(Figure record extracts)
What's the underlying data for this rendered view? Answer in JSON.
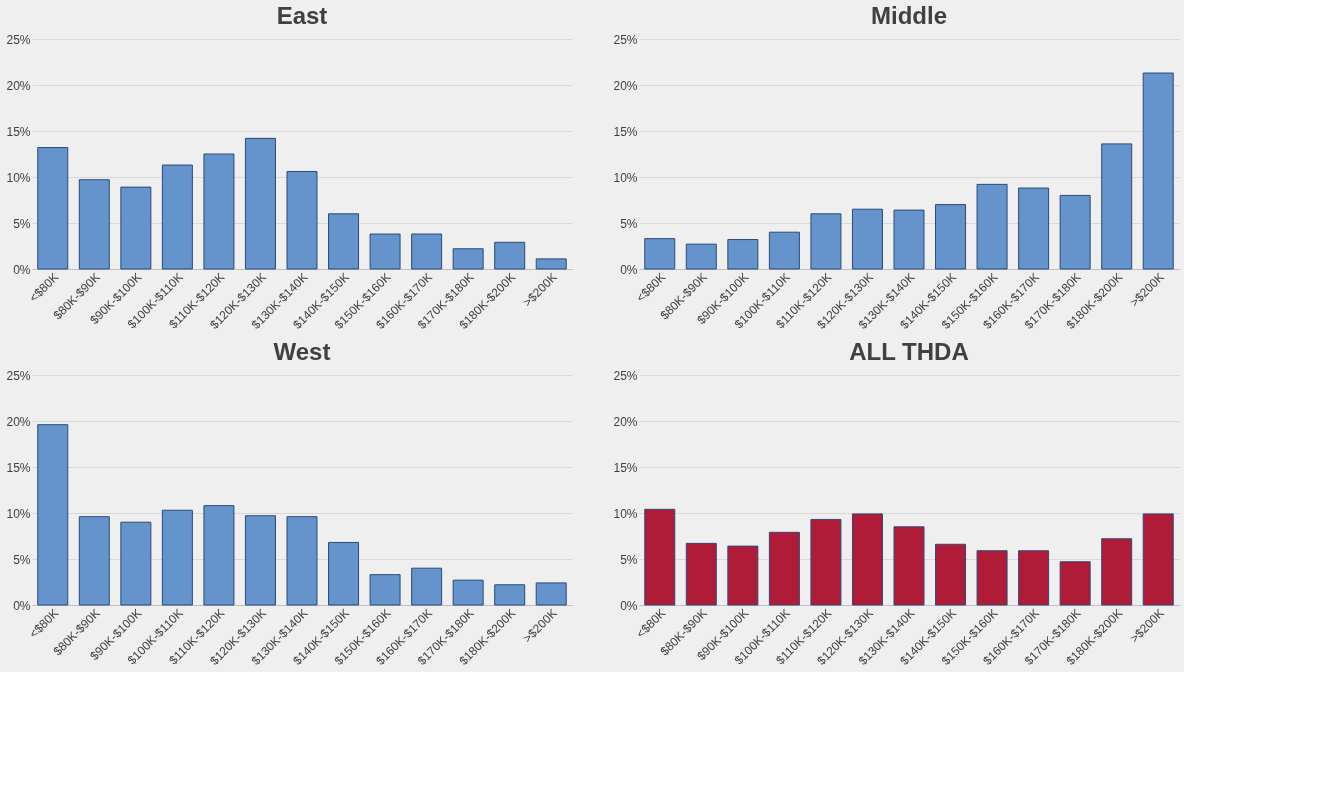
{
  "chart_data": [
    {
      "type": "bar",
      "title": "East",
      "categories": [
        "<$80K",
        "$80K-$90K",
        "$90K-$100K",
        "$100K-$110K",
        "$110K-$120K",
        "$120K-$130K",
        "$130K-$140K",
        "$140K-$150K",
        "$150K-$160K",
        "$160K-$170K",
        "$170K-$180K",
        "$180K-$200K",
        ">$200K"
      ],
      "values": [
        13.2,
        9.7,
        8.9,
        11.3,
        12.5,
        14.2,
        10.6,
        6.0,
        3.8,
        3.8,
        2.2,
        2.9,
        1.1
      ],
      "color": "#6494cb",
      "ylim": [
        0,
        25
      ],
      "yticks": [
        {
          "value": 0,
          "label": "0%"
        },
        {
          "value": 5,
          "label": "5%"
        },
        {
          "value": 10,
          "label": "10%"
        },
        {
          "value": 15,
          "label": "15%"
        },
        {
          "value": 20,
          "label": "20%"
        },
        {
          "value": 25,
          "label": "25%"
        }
      ],
      "grid": "y",
      "legend": false
    },
    {
      "type": "bar",
      "title": "Middle",
      "categories": [
        "<$80K",
        "$80K-$90K",
        "$90K-$100K",
        "$100K-$110K",
        "$110K-$120K",
        "$120K-$130K",
        "$130K-$140K",
        "$140K-$150K",
        "$150K-$160K",
        "$160K-$170K",
        "$170K-$180K",
        "$180K-$200K",
        ">$200K"
      ],
      "values": [
        3.3,
        2.7,
        3.2,
        4.0,
        6.0,
        6.5,
        6.4,
        7.0,
        9.2,
        8.8,
        8.0,
        13.6,
        21.3
      ],
      "color": "#6494cb",
      "ylim": [
        0,
        25
      ],
      "yticks": [
        {
          "value": 0,
          "label": "0%"
        },
        {
          "value": 5,
          "label": "5%"
        },
        {
          "value": 10,
          "label": "10%"
        },
        {
          "value": 15,
          "label": "15%"
        },
        {
          "value": 20,
          "label": "20%"
        },
        {
          "value": 25,
          "label": "25%"
        }
      ],
      "grid": "y",
      "legend": false
    },
    {
      "type": "bar",
      "title": "West",
      "categories": [
        "<$80K",
        "$80K-$90K",
        "$90K-$100K",
        "$100K-$110K",
        "$110K-$120K",
        "$120K-$130K",
        "$130K-$140K",
        "$140K-$150K",
        "$150K-$160K",
        "$160K-$170K",
        "$170K-$180K",
        "$180K-$200K",
        ">$200K"
      ],
      "values": [
        19.6,
        9.6,
        9.0,
        10.3,
        10.8,
        9.7,
        9.6,
        6.8,
        3.3,
        4.0,
        2.7,
        2.2,
        2.4
      ],
      "color": "#6494cb",
      "ylim": [
        0,
        25
      ],
      "yticks": [
        {
          "value": 0,
          "label": "0%"
        },
        {
          "value": 5,
          "label": "5%"
        },
        {
          "value": 10,
          "label": "10%"
        },
        {
          "value": 15,
          "label": "15%"
        },
        {
          "value": 20,
          "label": "20%"
        },
        {
          "value": 25,
          "label": "25%"
        }
      ],
      "grid": "y",
      "legend": false
    },
    {
      "type": "bar",
      "title": "ALL THDA",
      "categories": [
        "<$80K",
        "$80K-$90K",
        "$90K-$100K",
        "$100K-$110K",
        "$110K-$120K",
        "$120K-$130K",
        "$130K-$140K",
        "$140K-$150K",
        "$150K-$160K",
        "$160K-$170K",
        "$170K-$180K",
        "$180K-$200K",
        ">$200K"
      ],
      "values": [
        10.4,
        6.7,
        6.4,
        7.9,
        9.3,
        9.9,
        8.5,
        6.6,
        5.9,
        5.9,
        4.7,
        7.2,
        9.9
      ],
      "color": "#b01c37",
      "ylim": [
        0,
        25
      ],
      "yticks": [
        {
          "value": 0,
          "label": "0%"
        },
        {
          "value": 5,
          "label": "5%"
        },
        {
          "value": 10,
          "label": "10%"
        },
        {
          "value": 15,
          "label": "15%"
        },
        {
          "value": 20,
          "label": "20%"
        },
        {
          "value": 25,
          "label": "25%"
        }
      ],
      "grid": "y",
      "legend": false
    }
  ]
}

* **The task**
Your task is to return the entries above exactly, with no pictures.

* **Solution**
What's the underlying data for this rendered view? Answer in JSON.
{
  "chart_data": [
    {
      "type": "bar",
      "title": "East",
      "categories": [
        "<$80K",
        "$80K-$90K",
        "$90K-$100K",
        "$100K-$110K",
        "$110K-$120K",
        "$120K-$130K",
        "$130K-$140K",
        "$140K-$150K",
        "$150K-$160K",
        "$160K-$170K",
        "$170K-$180K",
        "$180K-$200K",
        ">$200K"
      ],
      "values": [
        13.2,
        9.7,
        8.9,
        11.3,
        12.5,
        14.2,
        10.6,
        6.0,
        3.8,
        3.8,
        2.2,
        2.9,
        1.1
      ],
      "color": "#6494cb",
      "ylim": [
        0,
        25
      ],
      "yticks": [
        {
          "value": 0,
          "label": "0%"
        },
        {
          "value": 5,
          "label": "5%"
        },
        {
          "value": 10,
          "label": "10%"
        },
        {
          "value": 15,
          "label": "15%"
        },
        {
          "value": 20,
          "label": "20%"
        },
        {
          "value": 25,
          "label": "25%"
        }
      ],
      "grid": "y",
      "legend": false
    },
    {
      "type": "bar",
      "title": "Middle",
      "categories": [
        "<$80K",
        "$80K-$90K",
        "$90K-$100K",
        "$100K-$110K",
        "$110K-$120K",
        "$120K-$130K",
        "$130K-$140K",
        "$140K-$150K",
        "$150K-$160K",
        "$160K-$170K",
        "$170K-$180K",
        "$180K-$200K",
        ">$200K"
      ],
      "values": [
        3.3,
        2.7,
        3.2,
        4.0,
        6.0,
        6.5,
        6.4,
        7.0,
        9.2,
        8.8,
        8.0,
        13.6,
        21.3
      ],
      "color": "#6494cb",
      "ylim": [
        0,
        25
      ],
      "yticks": [
        {
          "value": 0,
          "label": "0%"
        },
        {
          "value": 5,
          "label": "5%"
        },
        {
          "value": 10,
          "label": "10%"
        },
        {
          "value": 15,
          "label": "15%"
        },
        {
          "value": 20,
          "label": "20%"
        },
        {
          "value": 25,
          "label": "25%"
        }
      ],
      "grid": "y",
      "legend": false
    },
    {
      "type": "bar",
      "title": "West",
      "categories": [
        "<$80K",
        "$80K-$90K",
        "$90K-$100K",
        "$100K-$110K",
        "$110K-$120K",
        "$120K-$130K",
        "$130K-$140K",
        "$140K-$150K",
        "$150K-$160K",
        "$160K-$170K",
        "$170K-$180K",
        "$180K-$200K",
        ">$200K"
      ],
      "values": [
        19.6,
        9.6,
        9.0,
        10.3,
        10.8,
        9.7,
        9.6,
        6.8,
        3.3,
        4.0,
        2.7,
        2.2,
        2.4
      ],
      "color": "#6494cb",
      "ylim": [
        0,
        25
      ],
      "yticks": [
        {
          "value": 0,
          "label": "0%"
        },
        {
          "value": 5,
          "label": "5%"
        },
        {
          "value": 10,
          "label": "10%"
        },
        {
          "value": 15,
          "label": "15%"
        },
        {
          "value": 20,
          "label": "20%"
        },
        {
          "value": 25,
          "label": "25%"
        }
      ],
      "grid": "y",
      "legend": false
    },
    {
      "type": "bar",
      "title": "ALL THDA",
      "categories": [
        "<$80K",
        "$80K-$90K",
        "$90K-$100K",
        "$100K-$110K",
        "$110K-$120K",
        "$120K-$130K",
        "$130K-$140K",
        "$140K-$150K",
        "$150K-$160K",
        "$160K-$170K",
        "$170K-$180K",
        "$180K-$200K",
        ">$200K"
      ],
      "values": [
        10.4,
        6.7,
        6.4,
        7.9,
        9.3,
        9.9,
        8.5,
        6.6,
        5.9,
        5.9,
        4.7,
        7.2,
        9.9
      ],
      "color": "#b01c37",
      "ylim": [
        0,
        25
      ],
      "yticks": [
        {
          "value": 0,
          "label": "0%"
        },
        {
          "value": 5,
          "label": "5%"
        },
        {
          "value": 10,
          "label": "10%"
        },
        {
          "value": 15,
          "label": "15%"
        },
        {
          "value": 20,
          "label": "20%"
        },
        {
          "value": 25,
          "label": "25%"
        }
      ],
      "grid": "y",
      "legend": false
    }
  ]
}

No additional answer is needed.